• Records shown
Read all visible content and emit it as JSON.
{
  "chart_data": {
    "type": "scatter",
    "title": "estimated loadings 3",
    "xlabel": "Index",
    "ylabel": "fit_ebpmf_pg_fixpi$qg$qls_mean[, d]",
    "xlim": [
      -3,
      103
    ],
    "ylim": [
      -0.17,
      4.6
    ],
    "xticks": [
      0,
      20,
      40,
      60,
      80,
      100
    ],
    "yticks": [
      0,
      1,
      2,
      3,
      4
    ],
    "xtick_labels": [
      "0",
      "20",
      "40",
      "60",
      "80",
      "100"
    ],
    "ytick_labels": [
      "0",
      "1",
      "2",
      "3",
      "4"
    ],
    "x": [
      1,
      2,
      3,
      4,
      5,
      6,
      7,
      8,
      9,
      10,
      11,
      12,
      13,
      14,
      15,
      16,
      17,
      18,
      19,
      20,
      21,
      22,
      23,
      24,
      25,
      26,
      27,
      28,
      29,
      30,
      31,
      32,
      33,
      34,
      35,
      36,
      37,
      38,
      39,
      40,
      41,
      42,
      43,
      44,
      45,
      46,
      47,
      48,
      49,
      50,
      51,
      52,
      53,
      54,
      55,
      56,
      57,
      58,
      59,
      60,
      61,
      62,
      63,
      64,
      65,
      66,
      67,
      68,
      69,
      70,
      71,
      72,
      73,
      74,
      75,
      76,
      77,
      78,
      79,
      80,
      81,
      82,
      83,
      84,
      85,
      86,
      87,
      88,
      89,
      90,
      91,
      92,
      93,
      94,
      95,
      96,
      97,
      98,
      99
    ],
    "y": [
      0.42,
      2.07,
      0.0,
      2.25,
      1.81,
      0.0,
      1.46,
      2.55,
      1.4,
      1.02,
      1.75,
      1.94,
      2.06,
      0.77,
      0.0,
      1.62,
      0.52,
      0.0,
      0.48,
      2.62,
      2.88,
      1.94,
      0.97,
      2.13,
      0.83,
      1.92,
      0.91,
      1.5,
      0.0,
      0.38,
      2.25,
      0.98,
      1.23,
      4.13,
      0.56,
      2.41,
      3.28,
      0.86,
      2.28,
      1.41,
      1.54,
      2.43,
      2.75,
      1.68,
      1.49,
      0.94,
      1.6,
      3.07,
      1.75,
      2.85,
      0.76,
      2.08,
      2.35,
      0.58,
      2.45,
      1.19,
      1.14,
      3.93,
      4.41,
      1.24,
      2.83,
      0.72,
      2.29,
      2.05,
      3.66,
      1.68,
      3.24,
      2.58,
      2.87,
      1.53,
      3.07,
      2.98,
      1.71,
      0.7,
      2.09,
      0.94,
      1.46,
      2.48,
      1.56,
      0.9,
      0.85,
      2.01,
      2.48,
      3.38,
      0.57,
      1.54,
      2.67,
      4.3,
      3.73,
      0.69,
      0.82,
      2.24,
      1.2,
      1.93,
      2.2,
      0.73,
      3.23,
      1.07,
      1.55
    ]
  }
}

• Set problem
Type out the whole listing above again, exactly as it stands.

• Result of the task
Read all visible content and emit it as JSON.
{
  "chart_data": {
    "type": "scatter",
    "title": "estimated loadings 3",
    "xlabel": "Index",
    "ylabel": "fit_ebpmf_pg_fixpi$qg$qls_mean[, d]",
    "xlim": [
      -3,
      103
    ],
    "ylim": [
      -0.17,
      4.6
    ],
    "xticks": [
      0,
      20,
      40,
      60,
      80,
      100
    ],
    "yticks": [
      0,
      1,
      2,
      3,
      4
    ],
    "xtick_labels": [
      "0",
      "20",
      "40",
      "60",
      "80",
      "100"
    ],
    "ytick_labels": [
      "0",
      "1",
      "2",
      "3",
      "4"
    ],
    "x": [
      1,
      2,
      3,
      4,
      5,
      6,
      7,
      8,
      9,
      10,
      11,
      12,
      13,
      14,
      15,
      16,
      17,
      18,
      19,
      20,
      21,
      22,
      23,
      24,
      25,
      26,
      27,
      28,
      29,
      30,
      31,
      32,
      33,
      34,
      35,
      36,
      37,
      38,
      39,
      40,
      41,
      42,
      43,
      44,
      45,
      46,
      47,
      48,
      49,
      50,
      51,
      52,
      53,
      54,
      55,
      56,
      57,
      58,
      59,
      60,
      61,
      62,
      63,
      64,
      65,
      66,
      67,
      68,
      69,
      70,
      71,
      72,
      73,
      74,
      75,
      76,
      77,
      78,
      79,
      80,
      81,
      82,
      83,
      84,
      85,
      86,
      87,
      88,
      89,
      90,
      91,
      92,
      93,
      94,
      95,
      96,
      97,
      98,
      99
    ],
    "y": [
      0.42,
      2.07,
      0.0,
      2.25,
      1.81,
      0.0,
      1.46,
      2.55,
      1.4,
      1.02,
      1.75,
      1.94,
      2.06,
      0.77,
      0.0,
      1.62,
      0.52,
      0.0,
      0.48,
      2.62,
      2.88,
      1.94,
      0.97,
      2.13,
      0.83,
      1.92,
      0.91,
      1.5,
      0.0,
      0.38,
      2.25,
      0.98,
      1.23,
      4.13,
      0.56,
      2.41,
      3.28,
      0.86,
      2.28,
      1.41,
      1.54,
      2.43,
      2.75,
      1.68,
      1.49,
      0.94,
      1.6,
      3.07,
      1.75,
      2.85,
      0.76,
      2.08,
      2.35,
      0.58,
      2.45,
      1.19,
      1.14,
      3.93,
      4.41,
      1.24,
      2.83,
      0.72,
      2.29,
      2.05,
      3.66,
      1.68,
      3.24,
      2.58,
      2.87,
      1.53,
      3.07,
      2.98,
      1.71,
      0.7,
      2.09,
      0.94,
      1.46,
      2.48,
      1.56,
      0.9,
      0.85,
      2.01,
      2.48,
      3.38,
      0.57,
      1.54,
      2.67,
      4.3,
      3.73,
      0.69,
      0.82,
      2.24,
      1.2,
      1.93,
      2.2,
      0.73,
      3.23,
      1.07,
      1.55
    ]
  }
}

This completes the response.